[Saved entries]
• • • •

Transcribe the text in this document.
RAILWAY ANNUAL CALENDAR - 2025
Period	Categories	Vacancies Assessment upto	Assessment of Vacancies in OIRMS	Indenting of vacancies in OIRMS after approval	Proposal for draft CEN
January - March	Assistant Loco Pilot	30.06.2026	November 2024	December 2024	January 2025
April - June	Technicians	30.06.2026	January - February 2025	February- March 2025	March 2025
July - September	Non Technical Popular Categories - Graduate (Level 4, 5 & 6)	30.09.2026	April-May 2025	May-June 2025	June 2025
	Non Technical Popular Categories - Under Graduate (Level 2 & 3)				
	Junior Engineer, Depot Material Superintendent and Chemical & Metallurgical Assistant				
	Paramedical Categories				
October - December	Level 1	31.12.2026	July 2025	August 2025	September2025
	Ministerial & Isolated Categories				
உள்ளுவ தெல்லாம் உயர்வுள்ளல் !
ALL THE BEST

• • • •

| WHAT IS ASKED |
Copy out each line above, character for character.

| WRITTEN ANSWER |
Transcribe the text in this document.
RAILWAY ANNUAL CALENDAR - 2025
Period	Categories	Vacancies Assessment upto	Assessment of Vacancies in OIRMS	Indenting of vacancies in OIRMS after approval	Proposal for draft CEN
January - March	Assistant Loco Pilot	30.06.2026	November 2024	December 2024	January 2025
April - June	Technicians	30.06.2026	January - February 2025	February- March 2025	March 2025
July - September	Non Technical Popular Categories - Graduate (Level 4, 5 & 6)	30.09.2026	April-May 2025	May-June 2025	June 2025
	Non Technical Popular Categories - Under Graduate (Level 2 & 3)				
	Junior Engineer, Depot Material Superintendent and Chemical & Metallurgical Assistant				
	Paramedical Categories				
October - December	Level 1	31.12.2026	July 2025	August 2025	September2025
	Ministerial & Isolated Categories				
உள்ளுவ தெல்லாம் உயர்வுள்ளல் !
ALL THE BEST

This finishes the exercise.